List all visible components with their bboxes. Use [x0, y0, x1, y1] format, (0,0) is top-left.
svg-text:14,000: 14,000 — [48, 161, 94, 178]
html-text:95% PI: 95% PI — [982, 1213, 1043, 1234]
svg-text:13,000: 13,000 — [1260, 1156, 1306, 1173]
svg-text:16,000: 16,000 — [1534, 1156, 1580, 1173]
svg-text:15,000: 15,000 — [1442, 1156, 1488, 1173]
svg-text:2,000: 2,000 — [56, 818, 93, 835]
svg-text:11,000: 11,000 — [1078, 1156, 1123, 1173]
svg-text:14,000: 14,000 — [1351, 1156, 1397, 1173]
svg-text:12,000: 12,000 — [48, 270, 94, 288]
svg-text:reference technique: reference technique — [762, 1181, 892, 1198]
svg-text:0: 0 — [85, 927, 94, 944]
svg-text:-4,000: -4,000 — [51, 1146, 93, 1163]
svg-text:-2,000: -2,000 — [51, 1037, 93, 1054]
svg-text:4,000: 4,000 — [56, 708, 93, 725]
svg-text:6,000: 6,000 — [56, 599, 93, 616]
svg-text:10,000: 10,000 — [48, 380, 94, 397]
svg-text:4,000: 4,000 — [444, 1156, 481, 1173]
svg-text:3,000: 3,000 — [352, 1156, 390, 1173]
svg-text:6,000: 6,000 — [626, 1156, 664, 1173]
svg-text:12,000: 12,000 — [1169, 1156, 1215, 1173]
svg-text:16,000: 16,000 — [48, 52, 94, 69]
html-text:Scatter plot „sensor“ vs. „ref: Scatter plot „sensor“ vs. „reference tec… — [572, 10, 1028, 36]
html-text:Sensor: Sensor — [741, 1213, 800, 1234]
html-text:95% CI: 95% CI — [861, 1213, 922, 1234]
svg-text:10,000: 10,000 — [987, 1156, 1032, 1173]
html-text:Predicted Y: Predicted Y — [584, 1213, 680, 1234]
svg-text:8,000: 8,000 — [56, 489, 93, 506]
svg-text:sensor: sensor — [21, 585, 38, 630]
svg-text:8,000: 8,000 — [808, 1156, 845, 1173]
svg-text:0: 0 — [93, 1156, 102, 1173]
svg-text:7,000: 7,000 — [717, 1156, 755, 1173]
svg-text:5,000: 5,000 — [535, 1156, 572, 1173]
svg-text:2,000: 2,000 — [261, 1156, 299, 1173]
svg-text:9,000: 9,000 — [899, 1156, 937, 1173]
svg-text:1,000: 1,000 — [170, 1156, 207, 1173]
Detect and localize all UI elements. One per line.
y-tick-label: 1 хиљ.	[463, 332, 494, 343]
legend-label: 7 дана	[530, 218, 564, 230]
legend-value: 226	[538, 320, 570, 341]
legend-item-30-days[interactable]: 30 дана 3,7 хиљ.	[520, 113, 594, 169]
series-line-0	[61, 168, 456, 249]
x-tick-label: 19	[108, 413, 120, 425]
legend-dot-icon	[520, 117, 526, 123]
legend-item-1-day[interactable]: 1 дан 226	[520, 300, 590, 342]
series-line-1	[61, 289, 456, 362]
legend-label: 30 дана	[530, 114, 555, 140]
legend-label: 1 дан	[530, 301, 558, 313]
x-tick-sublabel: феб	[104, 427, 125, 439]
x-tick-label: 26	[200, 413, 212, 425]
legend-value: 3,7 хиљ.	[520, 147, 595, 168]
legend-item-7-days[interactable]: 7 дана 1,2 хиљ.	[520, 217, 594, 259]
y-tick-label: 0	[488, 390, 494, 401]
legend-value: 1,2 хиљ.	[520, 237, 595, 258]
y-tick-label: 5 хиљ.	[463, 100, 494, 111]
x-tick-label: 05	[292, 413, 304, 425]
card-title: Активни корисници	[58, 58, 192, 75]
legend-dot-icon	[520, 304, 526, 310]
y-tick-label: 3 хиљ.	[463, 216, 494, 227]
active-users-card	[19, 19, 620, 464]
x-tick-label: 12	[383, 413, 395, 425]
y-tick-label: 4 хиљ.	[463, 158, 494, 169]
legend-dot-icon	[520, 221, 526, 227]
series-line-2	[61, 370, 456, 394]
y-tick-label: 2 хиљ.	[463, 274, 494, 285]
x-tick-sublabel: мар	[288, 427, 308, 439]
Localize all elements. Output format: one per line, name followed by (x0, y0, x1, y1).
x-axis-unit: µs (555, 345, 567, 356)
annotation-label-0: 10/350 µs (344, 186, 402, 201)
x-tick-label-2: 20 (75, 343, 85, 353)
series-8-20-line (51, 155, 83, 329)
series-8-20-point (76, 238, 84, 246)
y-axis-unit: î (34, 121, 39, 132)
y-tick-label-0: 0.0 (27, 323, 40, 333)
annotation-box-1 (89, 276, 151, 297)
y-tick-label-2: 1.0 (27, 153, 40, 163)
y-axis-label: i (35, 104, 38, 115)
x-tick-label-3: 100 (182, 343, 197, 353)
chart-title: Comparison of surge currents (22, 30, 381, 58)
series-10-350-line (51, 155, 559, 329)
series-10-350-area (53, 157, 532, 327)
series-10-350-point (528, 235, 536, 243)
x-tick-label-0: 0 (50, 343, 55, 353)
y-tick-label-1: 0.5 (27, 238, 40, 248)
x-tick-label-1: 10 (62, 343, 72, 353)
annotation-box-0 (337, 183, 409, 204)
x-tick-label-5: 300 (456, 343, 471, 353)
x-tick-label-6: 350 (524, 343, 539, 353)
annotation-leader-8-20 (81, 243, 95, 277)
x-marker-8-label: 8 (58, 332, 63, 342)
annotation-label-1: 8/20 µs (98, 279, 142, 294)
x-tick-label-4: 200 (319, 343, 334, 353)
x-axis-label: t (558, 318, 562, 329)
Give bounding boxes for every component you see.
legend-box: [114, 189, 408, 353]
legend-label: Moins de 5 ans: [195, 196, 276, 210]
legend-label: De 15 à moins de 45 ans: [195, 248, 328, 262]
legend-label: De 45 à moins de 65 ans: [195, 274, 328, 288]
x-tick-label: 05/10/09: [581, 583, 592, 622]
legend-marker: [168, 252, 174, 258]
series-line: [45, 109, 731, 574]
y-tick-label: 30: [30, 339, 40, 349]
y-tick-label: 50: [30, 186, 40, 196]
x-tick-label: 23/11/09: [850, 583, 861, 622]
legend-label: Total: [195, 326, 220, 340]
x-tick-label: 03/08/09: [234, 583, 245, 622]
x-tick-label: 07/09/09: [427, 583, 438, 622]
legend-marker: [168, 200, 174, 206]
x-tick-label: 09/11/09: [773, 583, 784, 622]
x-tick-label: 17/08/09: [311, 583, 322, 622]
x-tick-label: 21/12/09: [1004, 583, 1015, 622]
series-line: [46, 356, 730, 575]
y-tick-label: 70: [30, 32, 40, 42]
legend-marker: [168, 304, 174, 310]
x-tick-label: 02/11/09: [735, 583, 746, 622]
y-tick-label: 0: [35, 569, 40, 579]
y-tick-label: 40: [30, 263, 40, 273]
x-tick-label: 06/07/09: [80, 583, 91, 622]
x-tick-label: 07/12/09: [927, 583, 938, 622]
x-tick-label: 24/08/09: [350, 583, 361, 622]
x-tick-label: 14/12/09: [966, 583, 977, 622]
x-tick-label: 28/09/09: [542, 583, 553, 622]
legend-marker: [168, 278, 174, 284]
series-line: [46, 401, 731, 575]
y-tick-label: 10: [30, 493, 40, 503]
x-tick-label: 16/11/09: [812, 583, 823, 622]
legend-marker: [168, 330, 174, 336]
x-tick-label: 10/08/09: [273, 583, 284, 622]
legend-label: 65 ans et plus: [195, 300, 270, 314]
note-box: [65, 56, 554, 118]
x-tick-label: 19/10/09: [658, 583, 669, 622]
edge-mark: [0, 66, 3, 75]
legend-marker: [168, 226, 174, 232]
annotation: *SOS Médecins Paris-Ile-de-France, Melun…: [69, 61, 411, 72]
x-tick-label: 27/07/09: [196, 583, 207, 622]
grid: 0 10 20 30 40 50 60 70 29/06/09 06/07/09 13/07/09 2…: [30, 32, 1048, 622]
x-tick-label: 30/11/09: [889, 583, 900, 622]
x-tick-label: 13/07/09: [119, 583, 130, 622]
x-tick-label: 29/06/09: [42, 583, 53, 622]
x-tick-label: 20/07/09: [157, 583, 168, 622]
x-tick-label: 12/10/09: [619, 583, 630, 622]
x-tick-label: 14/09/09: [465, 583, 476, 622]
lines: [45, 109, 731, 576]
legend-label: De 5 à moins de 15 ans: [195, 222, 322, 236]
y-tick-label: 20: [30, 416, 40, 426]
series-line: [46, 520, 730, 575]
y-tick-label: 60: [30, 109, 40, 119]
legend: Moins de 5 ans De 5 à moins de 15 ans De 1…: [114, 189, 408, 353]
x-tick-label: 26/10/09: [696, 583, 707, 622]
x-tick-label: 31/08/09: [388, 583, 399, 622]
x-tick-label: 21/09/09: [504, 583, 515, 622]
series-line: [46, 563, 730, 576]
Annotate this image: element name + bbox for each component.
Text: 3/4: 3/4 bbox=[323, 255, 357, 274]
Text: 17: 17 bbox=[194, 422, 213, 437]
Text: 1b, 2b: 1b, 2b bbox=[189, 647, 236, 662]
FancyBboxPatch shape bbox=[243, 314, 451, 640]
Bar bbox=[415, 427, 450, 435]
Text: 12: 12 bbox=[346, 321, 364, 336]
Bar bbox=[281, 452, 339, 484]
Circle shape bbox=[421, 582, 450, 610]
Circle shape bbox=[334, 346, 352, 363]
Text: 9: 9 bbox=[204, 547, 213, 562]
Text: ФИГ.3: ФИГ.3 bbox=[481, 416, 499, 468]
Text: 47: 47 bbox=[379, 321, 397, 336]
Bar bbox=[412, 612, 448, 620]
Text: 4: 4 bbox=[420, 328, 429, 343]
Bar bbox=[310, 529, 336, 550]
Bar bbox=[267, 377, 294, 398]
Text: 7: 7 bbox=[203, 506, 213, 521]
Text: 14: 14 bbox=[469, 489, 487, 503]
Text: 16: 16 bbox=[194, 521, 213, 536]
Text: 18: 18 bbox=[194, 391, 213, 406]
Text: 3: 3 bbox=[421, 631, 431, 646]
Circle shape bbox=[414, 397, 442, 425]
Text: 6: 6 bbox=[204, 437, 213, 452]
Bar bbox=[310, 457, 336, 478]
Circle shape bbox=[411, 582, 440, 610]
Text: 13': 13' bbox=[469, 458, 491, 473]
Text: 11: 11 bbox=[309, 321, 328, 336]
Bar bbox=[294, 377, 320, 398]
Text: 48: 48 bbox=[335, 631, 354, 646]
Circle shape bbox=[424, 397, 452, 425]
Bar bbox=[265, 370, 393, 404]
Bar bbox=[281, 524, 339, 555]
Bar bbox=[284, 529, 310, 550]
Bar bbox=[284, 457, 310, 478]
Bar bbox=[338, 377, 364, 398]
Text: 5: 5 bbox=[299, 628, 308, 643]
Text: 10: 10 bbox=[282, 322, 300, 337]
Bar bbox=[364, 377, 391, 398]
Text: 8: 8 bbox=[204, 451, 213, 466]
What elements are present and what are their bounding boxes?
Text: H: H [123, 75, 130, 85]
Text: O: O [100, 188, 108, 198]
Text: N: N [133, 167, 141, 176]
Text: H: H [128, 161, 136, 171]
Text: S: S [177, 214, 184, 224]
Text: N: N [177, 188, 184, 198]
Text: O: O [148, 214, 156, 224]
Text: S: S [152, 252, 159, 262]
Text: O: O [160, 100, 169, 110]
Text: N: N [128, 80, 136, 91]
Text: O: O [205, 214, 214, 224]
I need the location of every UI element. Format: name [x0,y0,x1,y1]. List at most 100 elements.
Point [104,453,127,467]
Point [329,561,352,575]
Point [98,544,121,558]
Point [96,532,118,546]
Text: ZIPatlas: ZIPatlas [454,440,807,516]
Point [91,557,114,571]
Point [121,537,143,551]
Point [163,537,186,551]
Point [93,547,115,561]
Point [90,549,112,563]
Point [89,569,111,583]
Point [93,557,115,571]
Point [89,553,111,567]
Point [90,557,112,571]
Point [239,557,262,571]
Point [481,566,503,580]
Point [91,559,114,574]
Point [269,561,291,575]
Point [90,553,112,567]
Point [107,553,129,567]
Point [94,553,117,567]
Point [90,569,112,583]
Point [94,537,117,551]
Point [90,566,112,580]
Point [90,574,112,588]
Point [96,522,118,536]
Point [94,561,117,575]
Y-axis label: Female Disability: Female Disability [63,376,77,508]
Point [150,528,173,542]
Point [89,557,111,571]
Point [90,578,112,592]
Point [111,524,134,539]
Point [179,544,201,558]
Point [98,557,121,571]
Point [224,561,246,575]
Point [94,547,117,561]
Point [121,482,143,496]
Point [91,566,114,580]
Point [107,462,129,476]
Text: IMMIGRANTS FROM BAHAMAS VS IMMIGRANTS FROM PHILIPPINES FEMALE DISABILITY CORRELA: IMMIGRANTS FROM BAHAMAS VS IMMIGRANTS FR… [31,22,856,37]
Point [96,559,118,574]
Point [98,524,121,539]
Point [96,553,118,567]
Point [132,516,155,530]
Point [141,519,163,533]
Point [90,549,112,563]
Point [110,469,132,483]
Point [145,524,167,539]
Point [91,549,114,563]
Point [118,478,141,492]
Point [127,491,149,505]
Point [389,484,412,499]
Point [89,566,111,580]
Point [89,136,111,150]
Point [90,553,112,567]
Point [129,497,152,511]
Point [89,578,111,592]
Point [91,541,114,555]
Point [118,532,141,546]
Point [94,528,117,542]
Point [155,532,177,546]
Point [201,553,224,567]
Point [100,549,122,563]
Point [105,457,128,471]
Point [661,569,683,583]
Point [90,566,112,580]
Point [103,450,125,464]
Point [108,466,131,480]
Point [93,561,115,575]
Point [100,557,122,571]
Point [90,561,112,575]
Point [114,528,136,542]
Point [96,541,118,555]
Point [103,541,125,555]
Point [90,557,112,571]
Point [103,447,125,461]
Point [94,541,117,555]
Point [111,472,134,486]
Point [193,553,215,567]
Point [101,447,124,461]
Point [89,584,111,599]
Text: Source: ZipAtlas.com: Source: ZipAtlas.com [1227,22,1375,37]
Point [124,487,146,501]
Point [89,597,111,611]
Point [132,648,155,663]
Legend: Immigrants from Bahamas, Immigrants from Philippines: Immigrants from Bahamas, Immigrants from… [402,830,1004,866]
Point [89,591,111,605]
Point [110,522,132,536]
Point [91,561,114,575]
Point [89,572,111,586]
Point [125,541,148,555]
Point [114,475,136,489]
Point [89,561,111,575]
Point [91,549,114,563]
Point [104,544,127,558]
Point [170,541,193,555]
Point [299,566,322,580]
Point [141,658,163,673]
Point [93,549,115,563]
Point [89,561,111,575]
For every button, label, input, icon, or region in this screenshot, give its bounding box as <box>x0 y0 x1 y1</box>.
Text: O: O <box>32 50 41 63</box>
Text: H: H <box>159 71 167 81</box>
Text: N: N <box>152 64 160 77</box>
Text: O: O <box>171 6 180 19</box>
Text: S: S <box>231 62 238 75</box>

──────────────────────────────

> **Written instruction**
Copy the lines of the material from the start of the material through the line containing "svg-text:0: 0 — [85, 927, 94, 944]", both ends included, without changing a character.

> **Solution to the problem**
List all visible components with their bboxes. Use [x0, y0, x1, y1] format, (0,0) is top-left.
svg-text:14,000: 14,000 — [48, 161, 94, 178]
html-text:95% PI: 95% PI — [982, 1213, 1043, 1234]
svg-text:13,000: 13,000 — [1260, 1156, 1306, 1173]
svg-text:16,000: 16,000 — [1534, 1156, 1580, 1173]
svg-text:15,000: 15,000 — [1442, 1156, 1488, 1173]
svg-text:2,000: 2,000 — [56, 818, 93, 835]
svg-text:11,000: 11,000 — [1078, 1156, 1123, 1173]
svg-text:14,000: 14,000 — [1351, 1156, 1397, 1173]
svg-text:12,000: 12,000 — [48, 270, 94, 288]
svg-text:reference technique: reference technique — [762, 1181, 892, 1198]
svg-text:0: 0 — [85, 927, 94, 944]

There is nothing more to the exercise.